Write out the material again exactly, please, and omit the pictures.

(Some records)
"""
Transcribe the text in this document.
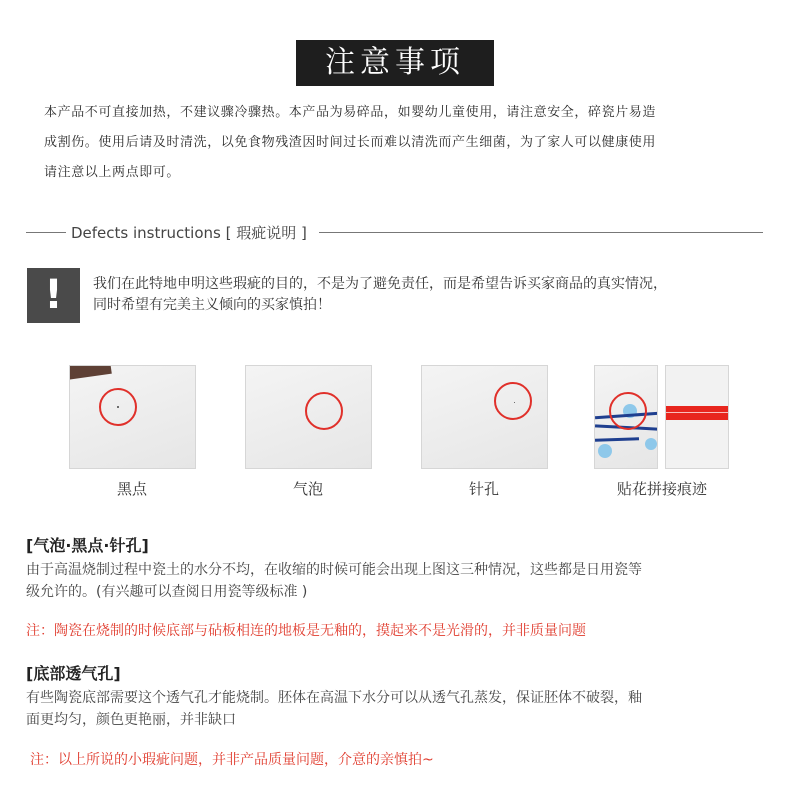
注意事项
本产品不可直接加热，不建议骤冷骤热。本产品为易碎品，如婴幼儿童使用，请注意安全，碎瓷片易造
成割伤。使用后请及时清洗，以免食物残渣因时间过长而难以清洗而产生细菌，为了家人可以健康使用
请注意以上两点即可。
Defects instructions [ 瑕疵说明 ]
!	我们在此特地申明这些瑕疵的目的，不是为了避免责任，而是希望告诉买家商品的真实情况，
同时希望有完美主义倾向的买家慎拍！
黑点	气泡	针孔	贴花拼接痕迹
[气泡·黑点·针孔]
由于高温烧制过程中瓷土的水分不均，在收缩的时候可能会出现上图这三种情况，这些都是日用瓷等
级允许的。(有兴趣可以查阅日用瓷等级标准 )
注：陶瓷在烧制的时候底部与砧板相连的地板是无釉的，摸起来不是光滑的，并非质量问题
[底部透气孔]
有些陶瓷底部需要这个透气孔才能烧制。胚体在高温下水分可以从透气孔蒸发，保证胚体不破裂，釉
面更均匀，颜色更艳丽，并非缺口
注：以上所说的小瑕疵问题，并非产品质量问题，介意的亲慎拍~
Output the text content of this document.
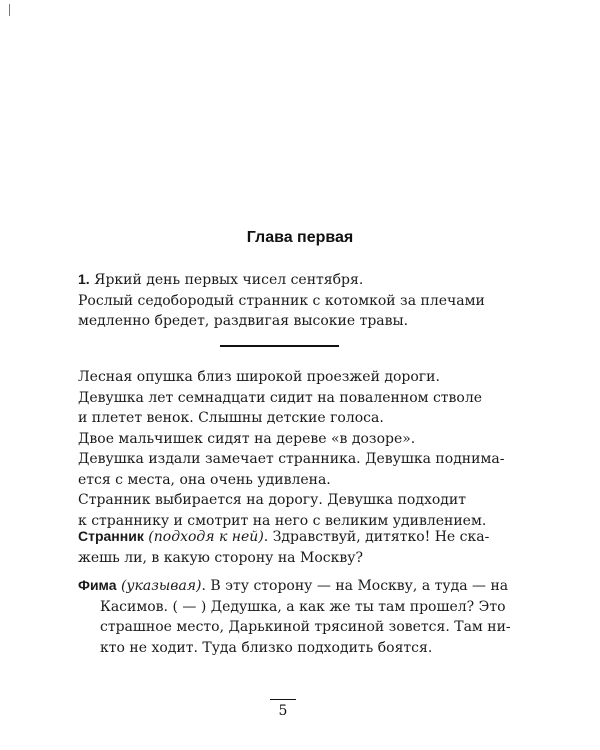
Глава первая
1. Яркий день первых чисел сентября.
Рослый седобородый странник с котомкой за плечами
медленно бредет, раздвигая высокие травы.
Лесная опушка близ широкой проезжей дороги.
Девушка лет семнадцати сидит на поваленном стволе
и плетет венок. Слышны детские голоса.
Двое мальчишек сидят на дереве «в дозоре».
Девушка издали замечает странника. Девушка поднима-
ется с места, она очень удивлена.
Странник выбирается на дорогу. Девушка подходит
к страннику и смотрит на него с великим удивлением.
Странник (подходя к ней). Здравствуй, дитятко! Не ска-
жешь ли, в какую сторону на Москву?
Фима (указывая). В эту сторону — на Москву, а туда — на
Касимов. ( — ) Дедушка, а как же ты там прошел? Это
страшное место, Дарькиной трясиной зовется. Там ни-
кто не ходит. Туда близко подходить боятся.
5
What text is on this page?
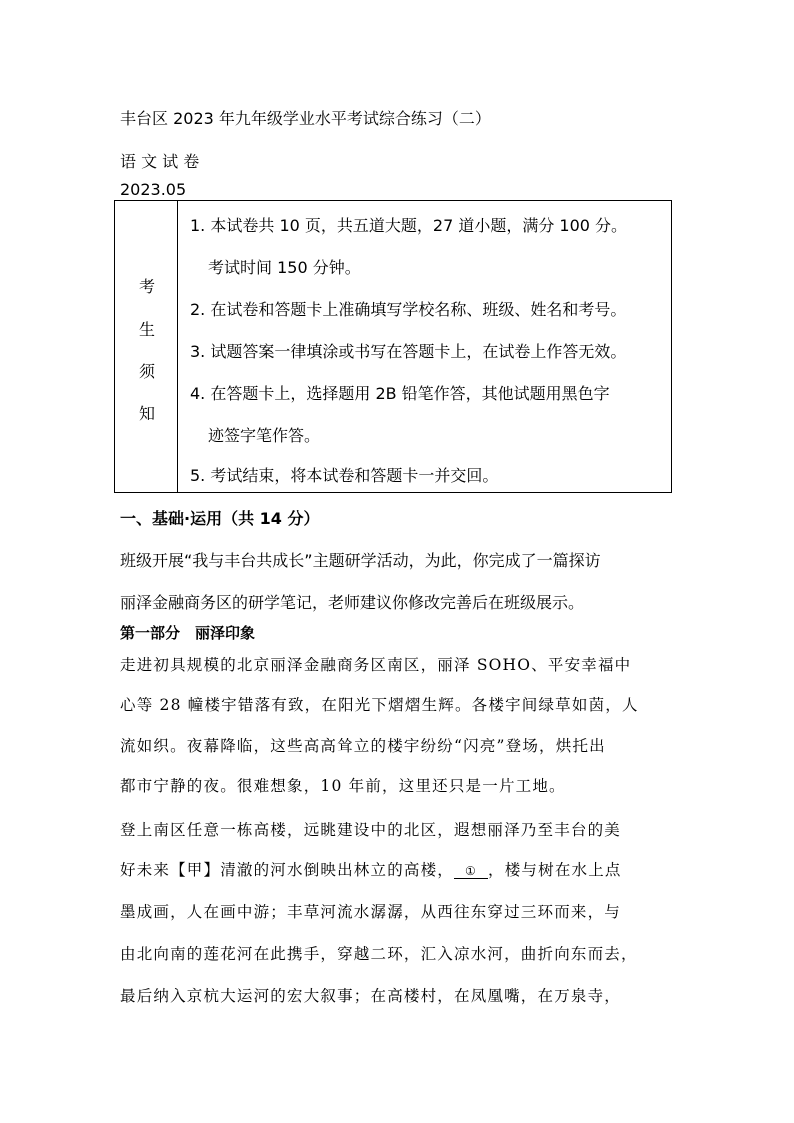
丰台区 2023 年九年级学业水平考试综合练习（二）
语 文 试 卷
2023.05
考
生
须
知

1. 本试卷共 10 页，共五道大题，27 道小题，满分 100 分。
考试时间 150 分钟。
2. 在试卷和答题卡上准确填写学校名称、班级、姓名和考号。
3. 试题答案一律填涂或书写在答题卡上，在试卷上作答无效。
4. 在答题卡上，选择题用 2B 铅笔作答，其他试题用黑色字
迹签字笔作答。
5. 考试结束，将本试卷和答题卡一并交回。
一、基础·运用（共 14 分）
班级开展“我与丰台共成长”主题研学活动，为此，你完成了一篇探访
丽泽金融商务区的研学笔记，老师建议你修改完善后在班级展示。
第一部分　丽泽印象
走进初具规模的北京丽泽金融商务区南区，丽泽 SOHO、平安幸福中
心等 28 幢楼宇错落有致，在阳光下熠熠生辉。各楼宇间绿草如茵，人
流如织。夜幕降临，这些高高耸立的楼宇纷纷“闪亮”登场，烘托出
都市宁静的夜。很难想象，10 年前，这里还只是一片工地。
登上南区任意一栋高楼，远眺建设中的北区，遐想丽泽乃至丰台的美
好未来【甲】清澈的河水倒映出林立的高楼， ① ，楼与树在水上点
墨成画，人在画中游；丰草河流水潺潺，从西往东穿过三环而来，与
由北向南的莲花河在此携手，穿越二环，汇入凉水河，曲折向东而去，
最后纳入京杭大运河的宏大叙事；在高楼村，在凤凰嘴，在万泉寺，
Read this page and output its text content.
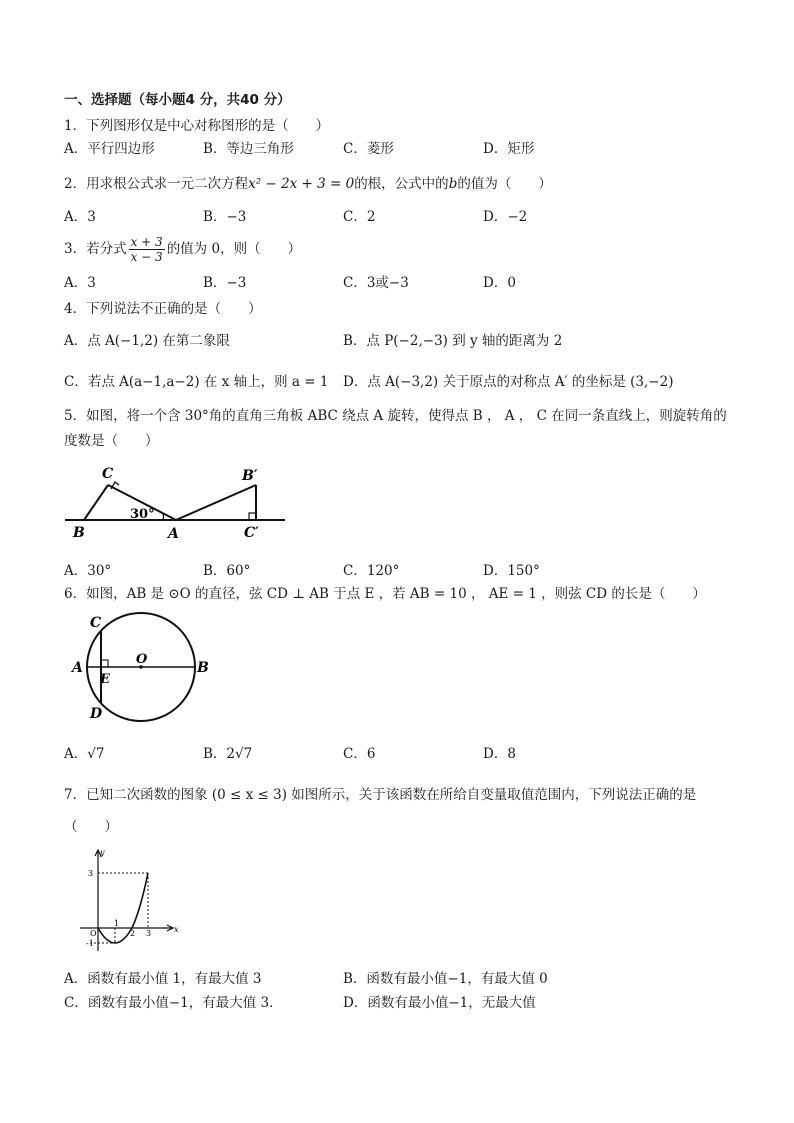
一、选择题（每小题4 分，共40 分）
1．下列图形仅是中心对称图形的是（　　）
A．平行四边形	B．等边三角形	C．菱形	D．矩形
2．用求根公式求一元二次方程x² − 2x + 3 = 0的根，公式中的b的值为（　　）
A．3	B．−3	C．2	D．−2
3．若分式 $\frac{x + 3}{x - 3}$ 的值为 0，则（　　）
A．3	B．−3	C．3或−3	D．0
4．下列说法不正确的是（　　）
A．点 A(−1,2) 在第二象限	B．点 P(−2,−3) 到 y 轴的距离为 2
C．若点 A(a−1,a−2) 在 x 轴上，则 a = 1 D．点 A(−3,2) 关于原点的对称点 A′ 的坐标是 (3,−2)
5．如图，将一个含 30°角的直角三角板 ABC 绕点 A 旋转，使得点 B ， A ， C 在同一条直线上，则旋转角的
度数是（　　）
C
B	A
B′
C′
30°
A．30°	B．60°	C．120°	D．150°
6．如图，AB 是 ⊙O 的直径，弦 CD ⊥ AB 于点 E ，若 AB = 10 ， AE = 1 ，则弦 CD 的长是（　　）
A	B
C
D
E
O
A．√7	B．2√7	C．6	D．8
7．已知二次函数的图象 (0 ≤ x ≤ 3) 如图所示，关于该函数在所给自变量取值范围内，下列说法正确的是
（　　）
y
x
3
O
-1
1
2 3
A．函数有最小值 1，有最大值 3	B．函数有最小值−1，有最大值 0
C．函数有最小值−1，有最大值 3．	D．函数有最小值−1，无最大值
"""
▶ [Correct output]:
Transcribe the text in this document.
注意事项
本产品不可直接加热，不建议骤冷骤热。本产品为易碎品，如婴幼儿童使用，请注意安全，碎瓷片易造
成割伤。使用后请及时清洗，以免食物残渣因时间过长而难以清洗而产生细菌，为了家人可以健康使用
请注意以上两点即可。
Defects instructions [ 瑕疵说明 ]
!	我们在此特地申明这些瑕疵的目的，不是为了避免责任，而是希望告诉买家商品的真实情况，
同时希望有完美主义倾向的买家慎拍！
黑点	气泡	针孔	贴花拼接痕迹
[气泡·黑点·针孔]
由于高温烧制过程中瓷土的水分不均，在收缩的时候可能会出现上图这三种情况，这些都是日用瓷等
级允许的。(有兴趣可以查阅日用瓷等级标准 )
注：陶瓷在烧制的时候底部与砧板相连的地板是无釉的，摸起来不是光滑的，并非质量问题
[底部透气孔]
有些陶瓷底部需要这个透气孔才能烧制。胚体在高温下水分可以从透气孔蒸发，保证胚体不破裂，釉
面更均匀，颜色更艳丽，并非缺口
注：以上所说的小瑕疵问题，并非产品质量问题，介意的亲慎拍~
Output the text content of this document.
Глава первая
1. Яркий день первых чисел сентября.
Рослый седобородый странник с котомкой за плечами
медленно бредет, раздвигая высокие травы.
Лесная опушка близ широкой проезжей дороги.
Девушка лет семнадцати сидит на поваленном стволе
и плетет венок. Слышны детские голоса.
Двое мальчишек сидят на дереве «в дозоре».
Девушка издали замечает странника. Девушка поднима-
ется с места, она очень удивлена.
Странник выбирается на дорогу. Девушка подходит
к страннику и смотрит на него с великим удивлением.
Странник (подходя к ней). Здравствуй, дитятко! Не ска-
жешь ли, в какую сторону на Москву?
Фима (указывая). В эту сторону — на Москву, а туда — на
Касимов. ( — ) Дедушка, а как же ты там прошел? Это
страшное место, Дарькиной трясиной зовется. Там ни-
кто не ходит. Туда близко подходить боятся.
5
What text is on this page?
丰台区 2023 年九年级学业水平考试综合练习（二）
语 文 试 卷
2023.05
考
生
须
知

1. 本试卷共 10 页，共五道大题，27 道小题，满分 100 分。
考试时间 150 分钟。
2. 在试卷和答题卡上准确填写学校名称、班级、姓名和考号。
3. 试题答案一律填涂或书写在答题卡上，在试卷上作答无效。
4. 在答题卡上，选择题用 2B 铅笔作答，其他试题用黑色字
迹签字笔作答。
5. 考试结束，将本试卷和答题卡一并交回。
一、基础·运用（共 14 分）
班级开展“我与丰台共成长”主题研学活动，为此，你完成了一篇探访
丽泽金融商务区的研学笔记，老师建议你修改完善后在班级展示。
第一部分　丽泽印象
走进初具规模的北京丽泽金融商务区南区，丽泽 SOHO、平安幸福中
心等 28 幢楼宇错落有致，在阳光下熠熠生辉。各楼宇间绿草如茵，人
流如织。夜幕降临，这些高高耸立的楼宇纷纷“闪亮”登场，烘托出
都市宁静的夜。很难想象，10 年前，这里还只是一片工地。
登上南区任意一栋高楼，远眺建设中的北区，遐想丽泽乃至丰台的美
好未来【甲】清澈的河水倒映出林立的高楼， ① ，楼与树在水上点
墨成画，人在画中游；丰草河流水潺潺，从西往东穿过三环而来，与
由北向南的莲花河在此携手，穿越二环，汇入凉水河，曲折向东而去，
最后纳入京杭大运河的宏大叙事；在高楼村，在凤凰嘴，在万泉寺，
Read this page and output its text content.
一、选择题（每小题4 分，共40 分）
1．下列图形仅是中心对称图形的是（　　）
A．平行四边形	B．等边三角形	C．菱形	D．矩形
2．用求根公式求一元二次方程x² − 2x + 3 = 0的根，公式中的b的值为（　　）
A．3	B．−3	C．2	D．−2
3．若分式 $\frac{x + 3}{x - 3}$ 的值为 0，则（　　）
A．3	B．−3	C．3或−3	D．0
4．下列说法不正确的是（　　）
A．点 A(−1,2) 在第二象限	B．点 P(−2,−3) 到 y 轴的距离为 2
C．若点 A(a−1,a−2) 在 x 轴上，则 a = 1 D．点 A(−3,2) 关于原点的对称点 A′ 的坐标是 (3,−2)
5．如图，将一个含 30°角的直角三角板 ABC 绕点 A 旋转，使得点 B ， A ， C 在同一条直线上，则旋转角的
度数是（　　）
C
B	A
B′
C′
30°
A．30°	B．60°	C．120°	D．150°
6．如图，AB 是 ⊙O 的直径，弦 CD ⊥ AB 于点 E ，若 AB = 10 ， AE = 1 ，则弦 CD 的长是（　　）
A	B
C
D
E
O
A．√7	B．2√7	C．6	D．8
7．已知二次函数的图象 (0 ≤ x ≤ 3) 如图所示，关于该函数在所给自变量取值范围内，下列说法正确的是
（　　）
y
x
3
O
-1
1
2 3
A．函数有最小值 1，有最大值 3	B．函数有最小值−1，有最大值 0
C．函数有最小值−1，有最大值 3．	D．函数有最小值−1，无最大值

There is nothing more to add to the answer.